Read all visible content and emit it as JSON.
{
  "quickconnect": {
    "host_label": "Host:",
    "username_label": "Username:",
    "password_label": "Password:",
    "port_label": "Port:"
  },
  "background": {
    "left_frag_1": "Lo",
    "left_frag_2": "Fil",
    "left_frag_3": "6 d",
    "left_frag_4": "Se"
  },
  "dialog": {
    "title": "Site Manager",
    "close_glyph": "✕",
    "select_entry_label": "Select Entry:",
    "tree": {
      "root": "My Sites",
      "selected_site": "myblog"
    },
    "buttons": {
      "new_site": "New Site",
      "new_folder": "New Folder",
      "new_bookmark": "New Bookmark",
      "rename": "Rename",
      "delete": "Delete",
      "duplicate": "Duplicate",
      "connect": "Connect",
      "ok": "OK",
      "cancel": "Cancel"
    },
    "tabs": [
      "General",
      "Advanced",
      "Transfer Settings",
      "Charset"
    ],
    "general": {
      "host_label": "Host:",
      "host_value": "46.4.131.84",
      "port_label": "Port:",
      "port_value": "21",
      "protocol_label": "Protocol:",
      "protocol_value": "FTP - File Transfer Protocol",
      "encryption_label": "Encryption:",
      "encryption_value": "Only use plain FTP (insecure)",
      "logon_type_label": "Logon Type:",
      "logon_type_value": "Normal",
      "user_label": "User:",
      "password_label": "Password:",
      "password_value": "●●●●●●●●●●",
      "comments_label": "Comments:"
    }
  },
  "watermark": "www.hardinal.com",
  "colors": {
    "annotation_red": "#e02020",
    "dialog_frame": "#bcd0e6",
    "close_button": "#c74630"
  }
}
····················
## Exercise prompt
Your task is to quote all of the data word for word.

## Reply to the task
Read all visible content and emit it as JSON.
{
  "quickconnect": {
    "host_label": "Host:",
    "username_label": "Username:",
    "password_label": "Password:",
    "port_label": "Port:"
  },
  "background": {
    "left_frag_1": "Lo",
    "left_frag_2": "Fil",
    "left_frag_3": "6 d",
    "left_frag_4": "Se"
  },
  "dialog": {
    "title": "Site Manager",
    "close_glyph": "✕",
    "select_entry_label": "Select Entry:",
    "tree": {
      "root": "My Sites",
      "selected_site": "myblog"
    },
    "buttons": {
      "new_site": "New Site",
      "new_folder": "New Folder",
      "new_bookmark": "New Bookmark",
      "rename": "Rename",
      "delete": "Delete",
      "duplicate": "Duplicate",
      "connect": "Connect",
      "ok": "OK",
      "cancel": "Cancel"
    },
    "tabs": [
      "General",
      "Advanced",
      "Transfer Settings",
      "Charset"
    ],
    "general": {
      "host_label": "Host:",
      "host_value": "46.4.131.84",
      "port_label": "Port:",
      "port_value": "21",
      "protocol_label": "Protocol:",
      "protocol_value": "FTP - File Transfer Protocol",
      "encryption_label": "Encryption:",
      "encryption_value": "Only use plain FTP (insecure)",
      "logon_type_label": "Logon Type:",
      "logon_type_value": "Normal",
      "user_label": "User:",
      "password_label": "Password:",
      "password_value": "●●●●●●●●●●",
      "comments_label": "Comments:"
    }
  },
  "watermark": "www.hardinal.com",
  "colors": {
    "annotation_red": "#e02020",
    "dialog_frame": "#bcd0e6",
    "close_button": "#c74630"
  }
}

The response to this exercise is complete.